── Material provided
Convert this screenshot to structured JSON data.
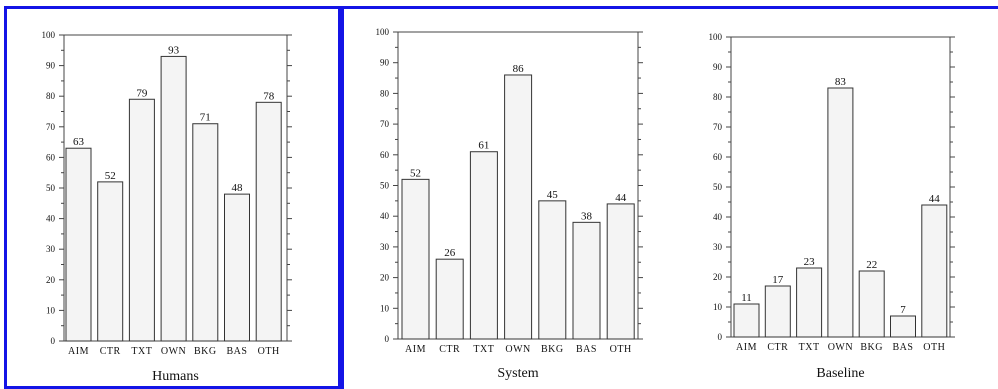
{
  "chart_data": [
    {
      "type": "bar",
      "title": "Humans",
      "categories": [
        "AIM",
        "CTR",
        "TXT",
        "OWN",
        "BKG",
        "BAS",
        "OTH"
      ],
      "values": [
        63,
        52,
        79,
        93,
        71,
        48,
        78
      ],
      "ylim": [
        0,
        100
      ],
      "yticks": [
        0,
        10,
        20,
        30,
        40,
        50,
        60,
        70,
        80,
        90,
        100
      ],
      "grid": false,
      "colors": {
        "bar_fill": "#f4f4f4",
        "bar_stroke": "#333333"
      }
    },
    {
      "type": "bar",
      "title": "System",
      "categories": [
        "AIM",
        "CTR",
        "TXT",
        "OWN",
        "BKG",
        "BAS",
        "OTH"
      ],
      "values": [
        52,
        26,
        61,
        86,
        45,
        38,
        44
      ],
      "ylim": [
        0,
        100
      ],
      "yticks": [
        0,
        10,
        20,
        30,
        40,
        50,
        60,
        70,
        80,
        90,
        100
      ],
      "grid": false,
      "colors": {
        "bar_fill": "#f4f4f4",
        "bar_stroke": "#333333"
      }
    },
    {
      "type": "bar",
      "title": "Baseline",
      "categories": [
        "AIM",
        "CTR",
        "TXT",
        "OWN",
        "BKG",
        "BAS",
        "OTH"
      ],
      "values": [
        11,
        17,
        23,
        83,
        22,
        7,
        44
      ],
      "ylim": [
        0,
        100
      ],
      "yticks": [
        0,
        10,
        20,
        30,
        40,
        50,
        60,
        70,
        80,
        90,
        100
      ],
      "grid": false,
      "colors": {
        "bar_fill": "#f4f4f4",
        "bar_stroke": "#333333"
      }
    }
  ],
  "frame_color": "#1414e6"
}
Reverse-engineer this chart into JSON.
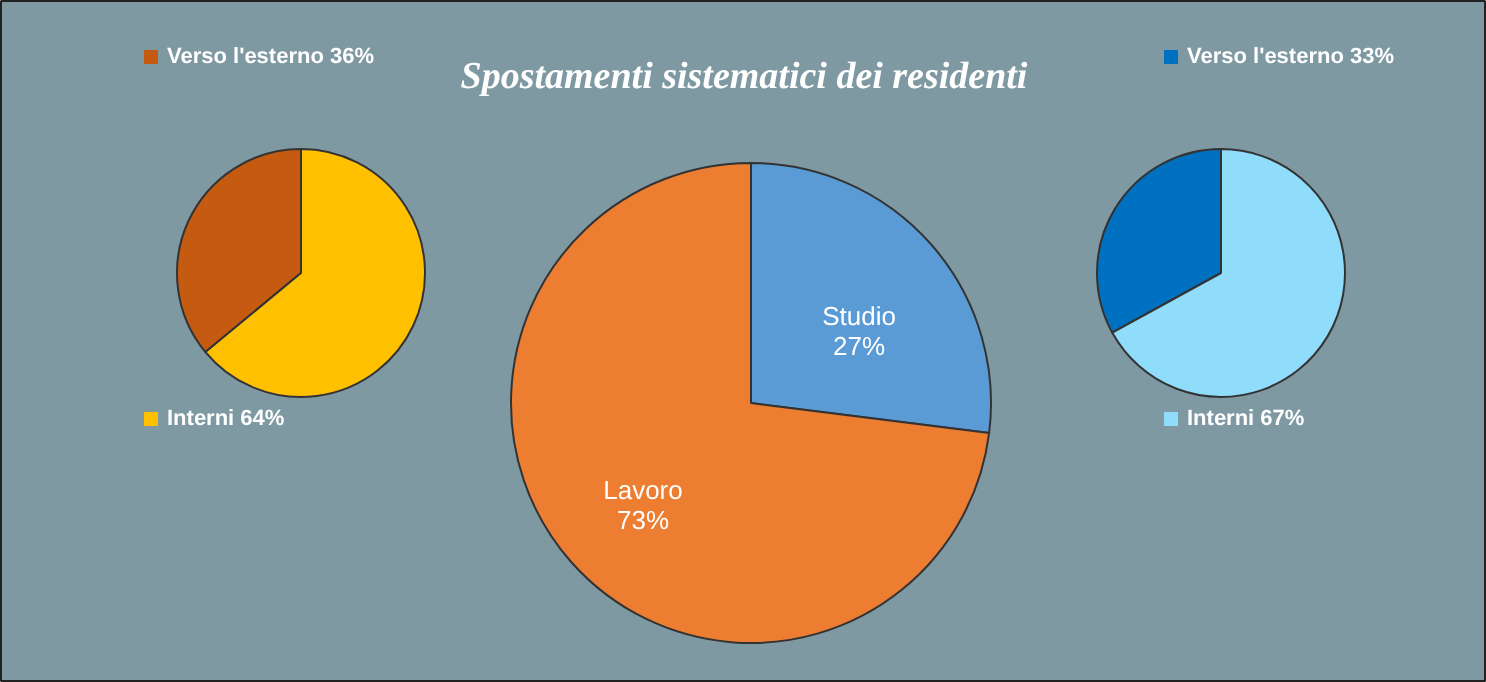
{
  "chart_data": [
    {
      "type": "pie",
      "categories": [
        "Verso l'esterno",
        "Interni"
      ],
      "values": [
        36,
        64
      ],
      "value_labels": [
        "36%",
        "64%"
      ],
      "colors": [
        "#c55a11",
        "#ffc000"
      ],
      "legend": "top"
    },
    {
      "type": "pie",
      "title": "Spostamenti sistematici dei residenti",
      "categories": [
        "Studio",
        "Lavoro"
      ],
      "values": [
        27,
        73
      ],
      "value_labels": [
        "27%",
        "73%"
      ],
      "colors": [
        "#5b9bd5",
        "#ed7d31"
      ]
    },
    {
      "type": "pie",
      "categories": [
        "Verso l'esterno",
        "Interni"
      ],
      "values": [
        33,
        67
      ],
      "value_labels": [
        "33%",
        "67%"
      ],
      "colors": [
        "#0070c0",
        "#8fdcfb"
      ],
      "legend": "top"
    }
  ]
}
────
── Material provided
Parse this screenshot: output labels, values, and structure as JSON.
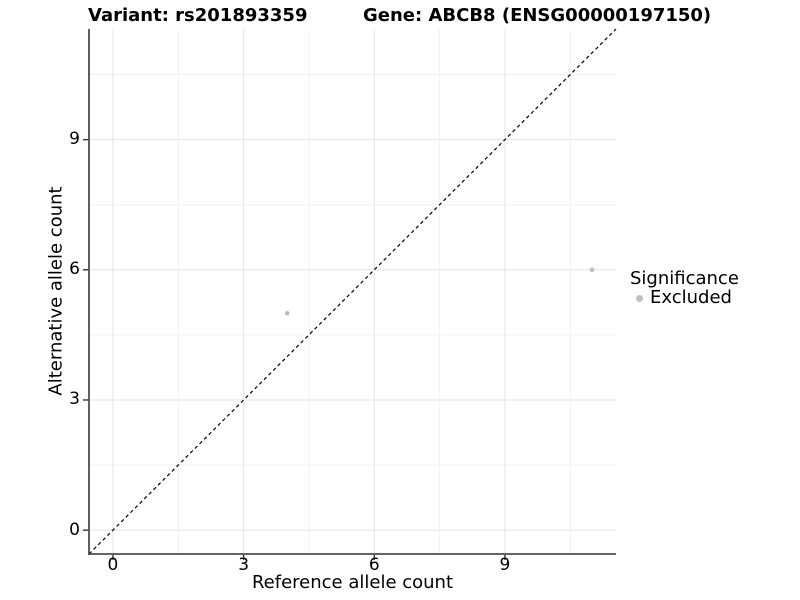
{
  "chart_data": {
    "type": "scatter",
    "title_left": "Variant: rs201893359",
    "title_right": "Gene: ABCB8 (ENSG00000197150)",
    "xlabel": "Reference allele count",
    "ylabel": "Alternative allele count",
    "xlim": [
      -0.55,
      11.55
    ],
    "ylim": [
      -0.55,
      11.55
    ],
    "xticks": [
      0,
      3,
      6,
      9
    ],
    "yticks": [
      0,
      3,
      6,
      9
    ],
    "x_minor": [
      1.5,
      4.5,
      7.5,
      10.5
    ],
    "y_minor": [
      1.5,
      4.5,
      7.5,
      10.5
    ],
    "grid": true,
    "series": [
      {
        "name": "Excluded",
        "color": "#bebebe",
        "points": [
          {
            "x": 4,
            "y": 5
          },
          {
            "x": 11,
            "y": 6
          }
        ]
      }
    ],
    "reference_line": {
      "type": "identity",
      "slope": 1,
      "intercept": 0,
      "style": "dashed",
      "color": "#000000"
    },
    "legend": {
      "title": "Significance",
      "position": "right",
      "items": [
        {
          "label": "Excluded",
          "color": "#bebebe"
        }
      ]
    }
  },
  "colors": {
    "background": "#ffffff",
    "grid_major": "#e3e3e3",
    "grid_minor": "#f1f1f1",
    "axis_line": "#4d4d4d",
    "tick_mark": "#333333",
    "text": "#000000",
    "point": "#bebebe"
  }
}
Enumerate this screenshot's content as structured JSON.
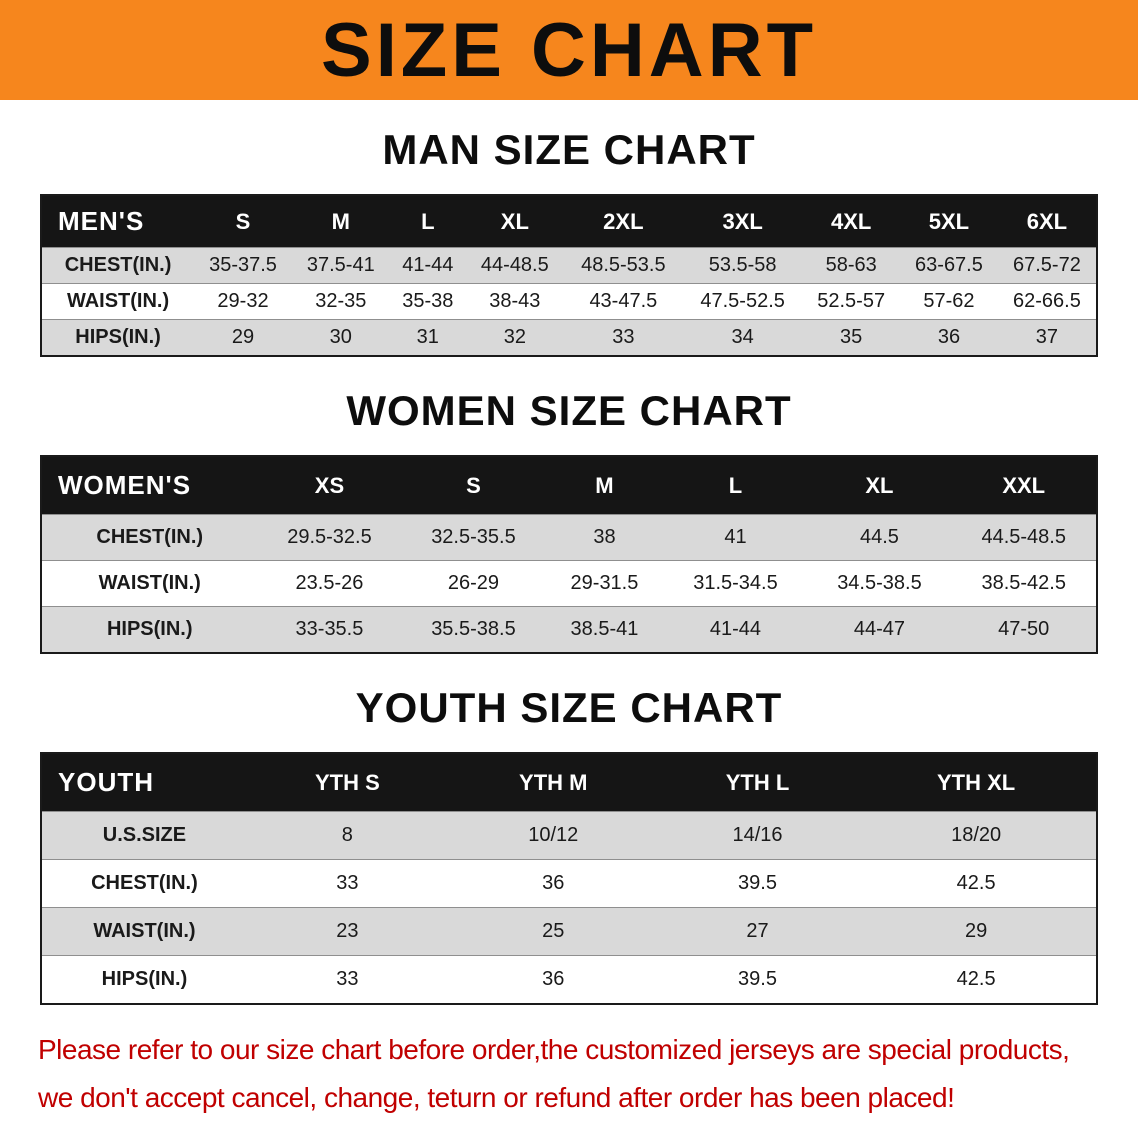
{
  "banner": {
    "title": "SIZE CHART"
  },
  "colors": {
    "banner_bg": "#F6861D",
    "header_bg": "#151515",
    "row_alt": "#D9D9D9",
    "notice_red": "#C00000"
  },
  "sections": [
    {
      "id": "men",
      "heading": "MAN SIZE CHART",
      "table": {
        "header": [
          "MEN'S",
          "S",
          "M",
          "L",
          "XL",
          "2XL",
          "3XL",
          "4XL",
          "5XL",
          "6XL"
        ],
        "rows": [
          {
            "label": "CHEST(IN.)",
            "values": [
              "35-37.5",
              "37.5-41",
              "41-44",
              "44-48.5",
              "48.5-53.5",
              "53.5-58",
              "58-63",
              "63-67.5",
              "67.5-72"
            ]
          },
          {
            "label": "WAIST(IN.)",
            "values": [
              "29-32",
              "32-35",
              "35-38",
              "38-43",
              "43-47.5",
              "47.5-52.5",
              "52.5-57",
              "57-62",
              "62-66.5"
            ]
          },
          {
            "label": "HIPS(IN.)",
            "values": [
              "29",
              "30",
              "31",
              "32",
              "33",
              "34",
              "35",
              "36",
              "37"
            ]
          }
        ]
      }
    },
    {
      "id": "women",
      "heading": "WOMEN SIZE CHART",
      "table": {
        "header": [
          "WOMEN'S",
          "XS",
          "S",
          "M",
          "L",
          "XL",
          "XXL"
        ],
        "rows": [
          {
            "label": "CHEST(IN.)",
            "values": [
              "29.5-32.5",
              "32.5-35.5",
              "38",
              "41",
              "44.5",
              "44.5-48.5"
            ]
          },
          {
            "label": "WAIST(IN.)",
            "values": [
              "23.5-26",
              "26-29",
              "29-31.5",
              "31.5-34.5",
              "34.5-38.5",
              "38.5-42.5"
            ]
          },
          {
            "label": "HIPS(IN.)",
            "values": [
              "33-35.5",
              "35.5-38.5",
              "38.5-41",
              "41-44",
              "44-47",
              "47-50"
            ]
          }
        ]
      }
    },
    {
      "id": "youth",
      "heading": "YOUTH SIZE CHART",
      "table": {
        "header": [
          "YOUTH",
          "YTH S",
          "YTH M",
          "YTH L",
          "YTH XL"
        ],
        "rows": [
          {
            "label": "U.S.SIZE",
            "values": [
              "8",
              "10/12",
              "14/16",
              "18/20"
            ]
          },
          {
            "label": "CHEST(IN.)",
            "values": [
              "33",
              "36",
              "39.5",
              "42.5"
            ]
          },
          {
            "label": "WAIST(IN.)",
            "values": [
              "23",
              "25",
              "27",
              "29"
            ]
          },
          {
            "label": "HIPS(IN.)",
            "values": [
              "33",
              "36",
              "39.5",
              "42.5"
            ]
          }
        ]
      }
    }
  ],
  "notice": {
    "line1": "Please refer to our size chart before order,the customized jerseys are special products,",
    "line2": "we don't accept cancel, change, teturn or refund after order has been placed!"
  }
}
────
Written problem: Out of the preceding entries, pull every line containing the string "allele".

Output:
    "xlabel": "Reference allele count",
    "ylabel": "Alternative allele count",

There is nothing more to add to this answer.